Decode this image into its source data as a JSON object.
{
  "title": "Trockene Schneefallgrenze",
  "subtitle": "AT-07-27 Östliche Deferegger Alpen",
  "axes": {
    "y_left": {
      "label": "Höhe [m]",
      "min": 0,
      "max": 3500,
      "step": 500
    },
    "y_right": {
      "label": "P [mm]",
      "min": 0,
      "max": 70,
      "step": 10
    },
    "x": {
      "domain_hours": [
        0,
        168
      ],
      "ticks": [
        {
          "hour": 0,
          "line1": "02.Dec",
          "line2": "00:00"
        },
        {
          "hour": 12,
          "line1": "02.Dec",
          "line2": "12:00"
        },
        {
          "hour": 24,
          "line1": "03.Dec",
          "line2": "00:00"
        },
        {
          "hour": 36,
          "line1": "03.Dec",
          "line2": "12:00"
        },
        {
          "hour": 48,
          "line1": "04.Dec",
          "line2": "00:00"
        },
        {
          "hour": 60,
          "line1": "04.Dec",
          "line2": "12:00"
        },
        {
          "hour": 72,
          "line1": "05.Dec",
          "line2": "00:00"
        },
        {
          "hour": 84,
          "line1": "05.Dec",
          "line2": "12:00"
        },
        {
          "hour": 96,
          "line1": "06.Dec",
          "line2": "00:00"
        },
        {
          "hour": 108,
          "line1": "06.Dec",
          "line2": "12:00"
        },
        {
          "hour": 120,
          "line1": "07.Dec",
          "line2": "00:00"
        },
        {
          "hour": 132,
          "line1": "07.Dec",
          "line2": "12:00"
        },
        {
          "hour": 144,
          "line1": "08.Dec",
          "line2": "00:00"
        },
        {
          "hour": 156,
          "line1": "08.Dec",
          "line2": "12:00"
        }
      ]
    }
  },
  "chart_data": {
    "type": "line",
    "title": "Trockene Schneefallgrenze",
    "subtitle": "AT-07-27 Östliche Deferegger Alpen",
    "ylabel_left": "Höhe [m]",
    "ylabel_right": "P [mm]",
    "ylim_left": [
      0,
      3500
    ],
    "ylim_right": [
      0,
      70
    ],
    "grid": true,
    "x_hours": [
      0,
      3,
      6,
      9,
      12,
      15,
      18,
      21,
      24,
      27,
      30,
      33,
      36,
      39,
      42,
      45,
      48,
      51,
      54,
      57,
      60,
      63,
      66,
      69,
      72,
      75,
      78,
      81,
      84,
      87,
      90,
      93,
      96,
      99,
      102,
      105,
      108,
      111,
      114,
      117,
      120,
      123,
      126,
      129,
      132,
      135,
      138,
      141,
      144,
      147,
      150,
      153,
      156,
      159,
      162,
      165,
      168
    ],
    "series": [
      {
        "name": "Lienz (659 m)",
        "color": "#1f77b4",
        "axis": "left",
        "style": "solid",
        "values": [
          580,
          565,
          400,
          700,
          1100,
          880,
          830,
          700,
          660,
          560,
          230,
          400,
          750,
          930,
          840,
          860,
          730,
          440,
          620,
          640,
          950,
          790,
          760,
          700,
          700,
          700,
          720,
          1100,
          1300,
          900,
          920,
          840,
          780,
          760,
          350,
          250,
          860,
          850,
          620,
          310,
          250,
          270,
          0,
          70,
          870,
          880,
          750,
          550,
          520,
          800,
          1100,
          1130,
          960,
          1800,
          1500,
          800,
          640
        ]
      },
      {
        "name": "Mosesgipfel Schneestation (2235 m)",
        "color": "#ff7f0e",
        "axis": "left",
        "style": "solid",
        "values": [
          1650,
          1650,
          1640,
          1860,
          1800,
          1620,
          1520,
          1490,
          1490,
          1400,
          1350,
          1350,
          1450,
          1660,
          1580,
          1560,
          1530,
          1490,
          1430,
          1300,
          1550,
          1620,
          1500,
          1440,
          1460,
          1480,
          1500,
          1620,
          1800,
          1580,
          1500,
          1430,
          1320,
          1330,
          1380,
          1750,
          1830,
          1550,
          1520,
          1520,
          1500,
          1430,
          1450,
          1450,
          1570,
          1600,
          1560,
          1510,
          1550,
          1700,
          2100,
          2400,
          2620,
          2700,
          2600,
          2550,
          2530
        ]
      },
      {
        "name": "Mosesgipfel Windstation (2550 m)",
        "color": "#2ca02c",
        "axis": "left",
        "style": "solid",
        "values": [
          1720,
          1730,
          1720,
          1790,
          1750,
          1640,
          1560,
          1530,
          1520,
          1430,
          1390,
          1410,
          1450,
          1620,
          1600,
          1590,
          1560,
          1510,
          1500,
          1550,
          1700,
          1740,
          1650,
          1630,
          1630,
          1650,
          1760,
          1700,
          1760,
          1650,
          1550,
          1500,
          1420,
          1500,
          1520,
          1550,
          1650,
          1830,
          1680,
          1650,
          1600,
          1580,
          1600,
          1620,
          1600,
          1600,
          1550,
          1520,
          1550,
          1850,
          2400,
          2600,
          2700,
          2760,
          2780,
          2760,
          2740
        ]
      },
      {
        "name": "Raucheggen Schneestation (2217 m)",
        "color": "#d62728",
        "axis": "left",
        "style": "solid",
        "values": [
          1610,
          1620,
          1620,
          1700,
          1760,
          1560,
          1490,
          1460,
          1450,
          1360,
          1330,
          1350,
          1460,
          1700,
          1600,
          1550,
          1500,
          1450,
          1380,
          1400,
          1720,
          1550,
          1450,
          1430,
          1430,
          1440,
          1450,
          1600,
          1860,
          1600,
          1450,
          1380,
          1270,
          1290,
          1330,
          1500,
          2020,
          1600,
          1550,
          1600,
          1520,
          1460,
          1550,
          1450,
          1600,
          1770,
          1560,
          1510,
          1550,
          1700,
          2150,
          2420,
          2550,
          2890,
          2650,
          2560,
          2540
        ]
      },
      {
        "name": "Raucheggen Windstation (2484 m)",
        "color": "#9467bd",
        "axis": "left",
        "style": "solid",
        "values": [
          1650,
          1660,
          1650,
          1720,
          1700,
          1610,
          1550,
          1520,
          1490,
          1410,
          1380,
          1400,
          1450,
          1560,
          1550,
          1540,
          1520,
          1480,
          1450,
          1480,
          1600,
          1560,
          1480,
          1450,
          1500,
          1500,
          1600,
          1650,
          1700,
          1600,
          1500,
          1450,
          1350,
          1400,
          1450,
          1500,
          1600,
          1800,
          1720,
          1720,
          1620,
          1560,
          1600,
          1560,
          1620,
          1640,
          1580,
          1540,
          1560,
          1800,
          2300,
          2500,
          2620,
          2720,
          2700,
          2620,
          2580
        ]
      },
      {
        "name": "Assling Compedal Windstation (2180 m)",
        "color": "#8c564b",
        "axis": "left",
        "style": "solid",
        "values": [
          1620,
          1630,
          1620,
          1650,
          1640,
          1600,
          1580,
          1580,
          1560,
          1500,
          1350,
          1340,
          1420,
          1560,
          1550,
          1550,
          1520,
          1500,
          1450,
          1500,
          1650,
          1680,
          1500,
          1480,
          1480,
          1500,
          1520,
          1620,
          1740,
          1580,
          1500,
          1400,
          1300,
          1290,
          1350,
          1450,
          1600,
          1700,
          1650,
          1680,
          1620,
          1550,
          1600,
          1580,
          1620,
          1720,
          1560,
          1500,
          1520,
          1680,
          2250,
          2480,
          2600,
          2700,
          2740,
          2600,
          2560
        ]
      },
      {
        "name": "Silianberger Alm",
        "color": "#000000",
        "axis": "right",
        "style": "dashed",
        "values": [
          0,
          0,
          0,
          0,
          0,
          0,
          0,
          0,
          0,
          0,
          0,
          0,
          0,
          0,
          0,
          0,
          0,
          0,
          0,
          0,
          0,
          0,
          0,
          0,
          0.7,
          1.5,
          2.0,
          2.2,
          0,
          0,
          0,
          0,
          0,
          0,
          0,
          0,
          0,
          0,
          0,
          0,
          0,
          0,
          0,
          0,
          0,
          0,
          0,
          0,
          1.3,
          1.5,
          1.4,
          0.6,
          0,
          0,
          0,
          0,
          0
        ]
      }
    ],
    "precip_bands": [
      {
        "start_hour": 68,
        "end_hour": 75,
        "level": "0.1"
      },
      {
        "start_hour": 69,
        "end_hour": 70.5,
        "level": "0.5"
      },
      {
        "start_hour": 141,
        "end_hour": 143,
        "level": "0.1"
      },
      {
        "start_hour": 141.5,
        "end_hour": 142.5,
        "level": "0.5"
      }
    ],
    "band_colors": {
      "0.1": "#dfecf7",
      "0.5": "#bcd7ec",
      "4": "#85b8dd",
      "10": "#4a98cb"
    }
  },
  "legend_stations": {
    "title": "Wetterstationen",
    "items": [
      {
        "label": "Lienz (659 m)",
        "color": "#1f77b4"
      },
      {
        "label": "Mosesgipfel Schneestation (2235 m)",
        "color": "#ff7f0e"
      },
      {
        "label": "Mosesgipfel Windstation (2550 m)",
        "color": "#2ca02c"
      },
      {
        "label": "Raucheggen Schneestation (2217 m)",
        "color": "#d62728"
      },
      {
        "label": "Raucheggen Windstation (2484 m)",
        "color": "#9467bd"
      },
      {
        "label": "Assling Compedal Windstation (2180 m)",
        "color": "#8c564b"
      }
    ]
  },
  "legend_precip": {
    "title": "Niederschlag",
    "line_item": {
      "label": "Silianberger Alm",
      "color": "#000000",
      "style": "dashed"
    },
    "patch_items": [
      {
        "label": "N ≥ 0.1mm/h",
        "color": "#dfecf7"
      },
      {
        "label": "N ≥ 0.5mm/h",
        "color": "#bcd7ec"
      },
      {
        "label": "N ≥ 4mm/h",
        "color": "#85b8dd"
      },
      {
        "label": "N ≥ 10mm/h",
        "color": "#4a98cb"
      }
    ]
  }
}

▶ **EXERCISE INSTRUCTIONS**
Find how many lines of the entries contain "Trockene". Respond with the number only.

▶ **WRITTEN ANSWER**
2